[Saved entries]
-- START --

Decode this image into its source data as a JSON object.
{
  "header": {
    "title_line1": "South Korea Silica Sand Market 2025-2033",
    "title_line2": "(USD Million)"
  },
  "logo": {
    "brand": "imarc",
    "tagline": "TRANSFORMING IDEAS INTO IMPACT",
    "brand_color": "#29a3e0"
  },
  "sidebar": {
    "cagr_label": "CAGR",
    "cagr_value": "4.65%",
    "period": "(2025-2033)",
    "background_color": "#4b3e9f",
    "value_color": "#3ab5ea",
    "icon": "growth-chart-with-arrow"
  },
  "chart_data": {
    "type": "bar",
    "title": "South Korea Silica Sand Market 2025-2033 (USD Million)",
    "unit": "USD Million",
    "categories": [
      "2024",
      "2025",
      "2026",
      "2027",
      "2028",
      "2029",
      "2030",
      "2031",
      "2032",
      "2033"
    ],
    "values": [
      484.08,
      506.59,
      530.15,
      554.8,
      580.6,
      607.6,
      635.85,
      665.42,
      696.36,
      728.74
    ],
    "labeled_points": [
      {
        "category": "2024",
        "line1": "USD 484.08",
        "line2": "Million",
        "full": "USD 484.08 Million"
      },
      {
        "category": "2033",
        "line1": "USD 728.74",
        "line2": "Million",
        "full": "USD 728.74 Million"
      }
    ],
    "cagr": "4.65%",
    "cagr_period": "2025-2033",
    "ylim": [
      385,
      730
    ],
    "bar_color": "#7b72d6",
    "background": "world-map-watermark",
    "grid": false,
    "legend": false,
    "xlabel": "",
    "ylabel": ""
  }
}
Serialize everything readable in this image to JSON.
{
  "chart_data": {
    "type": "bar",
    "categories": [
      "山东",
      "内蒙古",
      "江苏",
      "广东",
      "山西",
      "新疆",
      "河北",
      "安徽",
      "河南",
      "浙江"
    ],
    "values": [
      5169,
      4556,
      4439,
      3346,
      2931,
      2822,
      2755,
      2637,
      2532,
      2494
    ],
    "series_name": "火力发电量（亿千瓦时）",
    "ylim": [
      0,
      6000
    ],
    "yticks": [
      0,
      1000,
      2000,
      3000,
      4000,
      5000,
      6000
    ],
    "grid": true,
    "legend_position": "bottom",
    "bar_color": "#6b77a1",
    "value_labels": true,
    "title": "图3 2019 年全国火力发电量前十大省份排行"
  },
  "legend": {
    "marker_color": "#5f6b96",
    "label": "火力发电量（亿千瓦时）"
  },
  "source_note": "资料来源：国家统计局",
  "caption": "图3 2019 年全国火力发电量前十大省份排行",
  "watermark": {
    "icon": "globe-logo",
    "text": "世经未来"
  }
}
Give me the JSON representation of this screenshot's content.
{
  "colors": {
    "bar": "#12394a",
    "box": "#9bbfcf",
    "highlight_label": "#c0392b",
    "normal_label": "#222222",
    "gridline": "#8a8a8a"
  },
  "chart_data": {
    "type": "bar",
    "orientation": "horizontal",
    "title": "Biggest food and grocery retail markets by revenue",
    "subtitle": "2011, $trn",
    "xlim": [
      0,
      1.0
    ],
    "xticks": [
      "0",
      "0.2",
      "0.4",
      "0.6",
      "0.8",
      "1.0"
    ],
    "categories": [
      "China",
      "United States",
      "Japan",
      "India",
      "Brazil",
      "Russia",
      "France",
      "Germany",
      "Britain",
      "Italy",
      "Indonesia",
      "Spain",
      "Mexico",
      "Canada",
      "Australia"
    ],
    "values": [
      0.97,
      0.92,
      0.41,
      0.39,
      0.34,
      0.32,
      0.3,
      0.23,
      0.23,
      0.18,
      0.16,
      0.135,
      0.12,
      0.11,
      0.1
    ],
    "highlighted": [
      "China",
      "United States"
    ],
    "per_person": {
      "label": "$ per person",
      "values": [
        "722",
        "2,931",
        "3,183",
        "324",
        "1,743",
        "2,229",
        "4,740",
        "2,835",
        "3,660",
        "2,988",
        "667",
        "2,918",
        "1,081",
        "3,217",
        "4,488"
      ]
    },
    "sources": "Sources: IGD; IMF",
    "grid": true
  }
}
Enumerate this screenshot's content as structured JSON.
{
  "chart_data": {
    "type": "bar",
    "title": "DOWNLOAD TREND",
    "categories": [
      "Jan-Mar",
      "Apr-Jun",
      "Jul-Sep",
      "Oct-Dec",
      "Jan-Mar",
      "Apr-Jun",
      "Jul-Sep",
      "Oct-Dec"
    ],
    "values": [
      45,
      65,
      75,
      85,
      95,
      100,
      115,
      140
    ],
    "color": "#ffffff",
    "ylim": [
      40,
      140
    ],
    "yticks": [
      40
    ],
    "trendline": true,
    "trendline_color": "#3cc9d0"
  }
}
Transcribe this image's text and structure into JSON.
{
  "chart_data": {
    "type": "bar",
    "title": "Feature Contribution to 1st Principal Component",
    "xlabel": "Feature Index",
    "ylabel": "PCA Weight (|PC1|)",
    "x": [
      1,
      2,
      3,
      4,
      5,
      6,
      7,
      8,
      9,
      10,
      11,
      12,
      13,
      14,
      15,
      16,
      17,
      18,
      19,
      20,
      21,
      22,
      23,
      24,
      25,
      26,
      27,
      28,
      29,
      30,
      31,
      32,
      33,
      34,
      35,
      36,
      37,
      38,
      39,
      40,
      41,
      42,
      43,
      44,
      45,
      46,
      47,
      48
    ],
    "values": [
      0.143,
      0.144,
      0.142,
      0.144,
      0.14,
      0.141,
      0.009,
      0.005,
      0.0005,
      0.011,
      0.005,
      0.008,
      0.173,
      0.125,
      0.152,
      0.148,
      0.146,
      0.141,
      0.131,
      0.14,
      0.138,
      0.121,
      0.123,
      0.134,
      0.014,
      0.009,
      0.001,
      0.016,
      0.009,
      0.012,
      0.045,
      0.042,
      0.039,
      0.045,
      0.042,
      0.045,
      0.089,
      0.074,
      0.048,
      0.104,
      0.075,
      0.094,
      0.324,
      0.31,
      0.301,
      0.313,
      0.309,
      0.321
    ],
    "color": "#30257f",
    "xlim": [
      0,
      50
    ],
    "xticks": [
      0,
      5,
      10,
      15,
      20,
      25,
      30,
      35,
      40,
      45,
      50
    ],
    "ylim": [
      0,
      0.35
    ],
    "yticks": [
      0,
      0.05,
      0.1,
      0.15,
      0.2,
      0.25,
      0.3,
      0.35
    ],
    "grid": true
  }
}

-- END --

### Objective:
Write out every line of the records exactly.

### Output of the exercise:
Decode this image into its source data as a JSON object.
{
  "header": {
    "title_line1": "South Korea Silica Sand Market 2025-2033",
    "title_line2": "(USD Million)"
  },
  "logo": {
    "brand": "imarc",
    "tagline": "TRANSFORMING IDEAS INTO IMPACT",
    "brand_color": "#29a3e0"
  },
  "sidebar": {
    "cagr_label": "CAGR",
    "cagr_value": "4.65%",
    "period": "(2025-2033)",
    "background_color": "#4b3e9f",
    "value_color": "#3ab5ea",
    "icon": "growth-chart-with-arrow"
  },
  "chart_data": {
    "type": "bar",
    "title": "South Korea Silica Sand Market 2025-2033 (USD Million)",
    "unit": "USD Million",
    "categories": [
      "2024",
      "2025",
      "2026",
      "2027",
      "2028",
      "2029",
      "2030",
      "2031",
      "2032",
      "2033"
    ],
    "values": [
      484.08,
      506.59,
      530.15,
      554.8,
      580.6,
      607.6,
      635.85,
      665.42,
      696.36,
      728.74
    ],
    "labeled_points": [
      {
        "category": "2024",
        "line1": "USD 484.08",
        "line2": "Million",
        "full": "USD 484.08 Million"
      },
      {
        "category": "2033",
        "line1": "USD 728.74",
        "line2": "Million",
        "full": "USD 728.74 Million"
      }
    ],
    "cagr": "4.65%",
    "cagr_period": "2025-2033",
    "ylim": [
      385,
      730
    ],
    "bar_color": "#7b72d6",
    "background": "world-map-watermark",
    "grid": false,
    "legend": false,
    "xlabel": "",
    "ylabel": ""
  }
}
Serialize everything readable in this image to JSON.
{
  "chart_data": {
    "type": "bar",
    "categories": [
      "山东",
      "内蒙古",
      "江苏",
      "广东",
      "山西",
      "新疆",
      "河北",
      "安徽",
      "河南",
      "浙江"
    ],
    "values": [
      5169,
      4556,
      4439,
      3346,
      2931,
      2822,
      2755,
      2637,
      2532,
      2494
    ],
    "series_name": "火力发电量（亿千瓦时）",
    "ylim": [
      0,
      6000
    ],
    "yticks": [
      0,
      1000,
      2000,
      3000,
      4000,
      5000,
      6000
    ],
    "grid": true,
    "legend_position": "bottom",
    "bar_color": "#6b77a1",
    "value_labels": true,
    "title": "图3 2019 年全国火力发电量前十大省份排行"
  },
  "legend": {
    "marker_color": "#5f6b96",
    "label": "火力发电量（亿千瓦时）"
  },
  "source_note": "资料来源：国家统计局",
  "caption": "图3 2019 年全国火力发电量前十大省份排行",
  "watermark": {
    "icon": "globe-logo",
    "text": "世经未来"
  }
}
Give me the JSON representation of this screenshot's content.
{
  "colors": {
    "bar": "#12394a",
    "box": "#9bbfcf",
    "highlight_label": "#c0392b",
    "normal_label": "#222222",
    "gridline": "#8a8a8a"
  },
  "chart_data": {
    "type": "bar",
    "orientation": "horizontal",
    "title": "Biggest food and grocery retail markets by revenue",
    "subtitle": "2011, $trn",
    "xlim": [
      0,
      1.0
    ],
    "xticks": [
      "0",
      "0.2",
      "0.4",
      "0.6",
      "0.8",
      "1.0"
    ],
    "categories": [
      "China",
      "United States",
      "Japan",
      "India",
      "Brazil",
      "Russia",
      "France",
      "Germany",
      "Britain",
      "Italy",
      "Indonesia",
      "Spain",
      "Mexico",
      "Canada",
      "Australia"
    ],
    "values": [
      0.97,
      0.92,
      0.41,
      0.39,
      0.34,
      0.32,
      0.3,
      0.23,
      0.23,
      0.18,
      0.16,
      0.135,
      0.12,
      0.11,
      0.1
    ],
    "highlighted": [
      "China",
      "United States"
    ],
    "per_person": {
      "label": "$ per person",
      "values": [
        "722",
        "2,931",
        "3,183",
        "324",
        "1,743",
        "2,229",
        "4,740",
        "2,835",
        "3,660",
        "2,988",
        "667",
        "2,918",
        "1,081",
        "3,217",
        "4,488"
      ]
    },
    "sources": "Sources: IGD; IMF",
    "grid": true
  }
}
Enumerate this screenshot's content as structured JSON.
{
  "chart_data": {
    "type": "bar",
    "title": "DOWNLOAD TREND",
    "categories": [
      "Jan-Mar",
      "Apr-Jun",
      "Jul-Sep",
      "Oct-Dec",
      "Jan-Mar",
      "Apr-Jun",
      "Jul-Sep",
      "Oct-Dec"
    ],
    "values": [
      45,
      65,
      75,
      85,
      95,
      100,
      115,
      140
    ],
    "color": "#ffffff",
    "ylim": [
      40,
      140
    ],
    "yticks": [
      40
    ],
    "trendline": true,
    "trendline_color": "#3cc9d0"
  }
}
Transcribe this image's text and structure into JSON.
{
  "chart_data": {
    "type": "bar",
    "title": "Feature Contribution to 1st Principal Component",
    "xlabel": "Feature Index",
    "ylabel": "PCA Weight (|PC1|)",
    "x": [
      1,
      2,
      3,
      4,
      5,
      6,
      7,
      8,
      9,
      10,
      11,
      12,
      13,
      14,
      15,
      16,
      17,
      18,
      19,
      20,
      21,
      22,
      23,
      24,
      25,
      26,
      27,
      28,
      29,
      30,
      31,
      32,
      33,
      34,
      35,
      36,
      37,
      38,
      39,
      40,
      41,
      42,
      43,
      44,
      45,
      46,
      47,
      48
    ],
    "values": [
      0.143,
      0.144,
      0.142,
      0.144,
      0.14,
      0.141,
      0.009,
      0.005,
      0.0005,
      0.011,
      0.005,
      0.008,
      0.173,
      0.125,
      0.152,
      0.148,
      0.146,
      0.141,
      0.131,
      0.14,
      0.138,
      0.121,
      0.123,
      0.134,
      0.014,
      0.009,
      0.001,
      0.016,
      0.009,
      0.012,
      0.045,
      0.042,
      0.039,
      0.045,
      0.042,
      0.045,
      0.089,
      0.074,
      0.048,
      0.104,
      0.075,
      0.094,
      0.324,
      0.31,
      0.301,
      0.313,
      0.309,
      0.321
    ],
    "color": "#30257f",
    "xlim": [
      0,
      50
    ],
    "xticks": [
      0,
      5,
      10,
      15,
      20,
      25,
      30,
      35,
      40,
      45,
      50
    ],
    "ylim": [
      0,
      0.35
    ],
    "yticks": [
      0,
      0.05,
      0.1,
      0.15,
      0.2,
      0.25,
      0.3,
      0.35
    ],
    "grid": true
  }
}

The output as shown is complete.